Records from a collection:
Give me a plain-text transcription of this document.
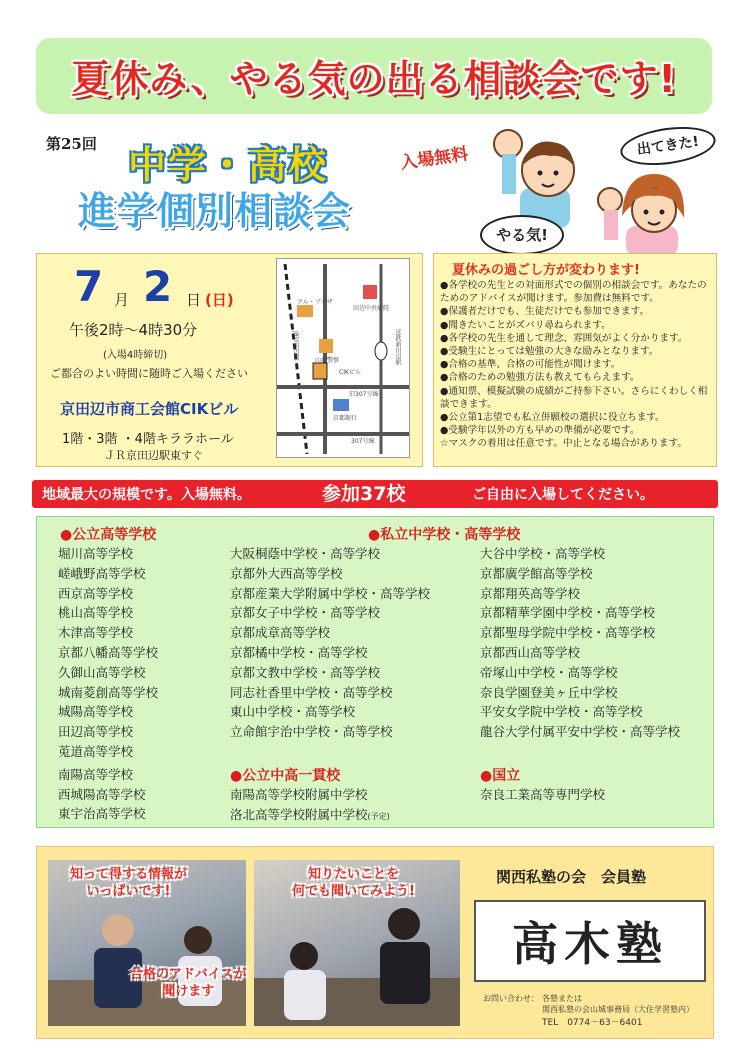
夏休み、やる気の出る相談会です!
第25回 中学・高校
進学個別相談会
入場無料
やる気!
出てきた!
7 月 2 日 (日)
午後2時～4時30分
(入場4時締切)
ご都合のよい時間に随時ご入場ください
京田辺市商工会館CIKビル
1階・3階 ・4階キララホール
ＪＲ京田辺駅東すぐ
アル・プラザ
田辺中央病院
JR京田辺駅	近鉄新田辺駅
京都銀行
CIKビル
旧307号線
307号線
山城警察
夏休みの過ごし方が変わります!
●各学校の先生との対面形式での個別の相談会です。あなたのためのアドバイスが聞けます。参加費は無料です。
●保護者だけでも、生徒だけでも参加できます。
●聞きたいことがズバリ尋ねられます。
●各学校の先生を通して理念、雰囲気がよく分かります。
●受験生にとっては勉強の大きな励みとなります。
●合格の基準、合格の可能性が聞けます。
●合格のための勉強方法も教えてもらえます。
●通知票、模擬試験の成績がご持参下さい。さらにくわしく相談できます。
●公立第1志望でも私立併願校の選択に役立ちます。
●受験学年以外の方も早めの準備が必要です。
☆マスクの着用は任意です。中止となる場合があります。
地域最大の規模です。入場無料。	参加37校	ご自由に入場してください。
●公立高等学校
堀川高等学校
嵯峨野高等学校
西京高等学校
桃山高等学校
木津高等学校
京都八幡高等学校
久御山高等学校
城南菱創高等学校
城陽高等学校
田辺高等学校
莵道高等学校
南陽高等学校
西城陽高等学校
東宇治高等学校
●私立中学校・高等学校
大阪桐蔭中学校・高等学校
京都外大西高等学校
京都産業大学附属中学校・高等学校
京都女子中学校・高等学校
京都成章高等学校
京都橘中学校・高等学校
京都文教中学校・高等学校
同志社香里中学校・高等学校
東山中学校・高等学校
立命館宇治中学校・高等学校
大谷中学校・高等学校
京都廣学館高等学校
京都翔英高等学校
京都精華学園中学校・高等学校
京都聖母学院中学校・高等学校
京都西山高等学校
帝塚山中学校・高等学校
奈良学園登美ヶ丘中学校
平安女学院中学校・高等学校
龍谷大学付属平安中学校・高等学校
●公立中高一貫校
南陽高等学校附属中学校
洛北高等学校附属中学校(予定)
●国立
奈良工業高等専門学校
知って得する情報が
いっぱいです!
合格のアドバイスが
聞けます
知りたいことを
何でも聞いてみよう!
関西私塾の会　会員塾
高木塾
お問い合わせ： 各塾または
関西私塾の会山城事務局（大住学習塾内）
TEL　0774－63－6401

• _Given exercise_
Copy the data character for character, but drop all pictures from the copy.

• _Written response_
Give me a plain-text transcription of this document.
夏休み、やる気の出る相談会です!
第25回 中学・高校
進学個別相談会
入場無料
やる気!
出てきた!
7 月 2 日 (日)
午後2時～4時30分
(入場4時締切)
ご都合のよい時間に随時ご入場ください
京田辺市商工会館CIKビル
1階・3階 ・4階キララホール
ＪＲ京田辺駅東すぐ
アル・プラザ
田辺中央病院
JR京田辺駅	近鉄新田辺駅
京都銀行
CIKビル
旧307号線
307号線
山城警察
夏休みの過ごし方が変わります!
●各学校の先生との対面形式での個別の相談会です。あなたのためのアドバイスが聞けます。参加費は無料です。
●保護者だけでも、生徒だけでも参加できます。
●聞きたいことがズバリ尋ねられます。
●各学校の先生を通して理念、雰囲気がよく分かります。
●受験生にとっては勉強の大きな励みとなります。
●合格の基準、合格の可能性が聞けます。
●合格のための勉強方法も教えてもらえます。
●通知票、模擬試験の成績がご持参下さい。さらにくわしく相談できます。
●公立第1志望でも私立併願校の選択に役立ちます。
●受験学年以外の方も早めの準備が必要です。
☆マスクの着用は任意です。中止となる場合があります。
地域最大の規模です。入場無料。	参加37校	ご自由に入場してください。
●公立高等学校
堀川高等学校
嵯峨野高等学校
西京高等学校
桃山高等学校
木津高等学校
京都八幡高等学校
久御山高等学校
城南菱創高等学校
城陽高等学校
田辺高等学校
莵道高等学校
南陽高等学校
西城陽高等学校
東宇治高等学校
●私立中学校・高等学校
大阪桐蔭中学校・高等学校
京都外大西高等学校
京都産業大学附属中学校・高等学校
京都女子中学校・高等学校
京都成章高等学校
京都橘中学校・高等学校
京都文教中学校・高等学校
同志社香里中学校・高等学校
東山中学校・高等学校
立命館宇治中学校・高等学校
大谷中学校・高等学校
京都廣学館高等学校
京都翔英高等学校
京都精華学園中学校・高等学校
京都聖母学院中学校・高等学校
京都西山高等学校
帝塚山中学校・高等学校
奈良学園登美ヶ丘中学校
平安女学院中学校・高等学校
龍谷大学付属平安中学校・高等学校
●公立中高一貫校
南陽高等学校附属中学校
洛北高等学校附属中学校(予定)
●国立
奈良工業高等専門学校
知って得する情報が
いっぱいです!
合格のアドバイスが
聞けます
知りたいことを
何でも聞いてみよう!
関西私塾の会　会員塾
高木塾
お問い合わせ： 各塾または
関西私塾の会山城事務局（大住学習塾内）
TEL　0774－63－6401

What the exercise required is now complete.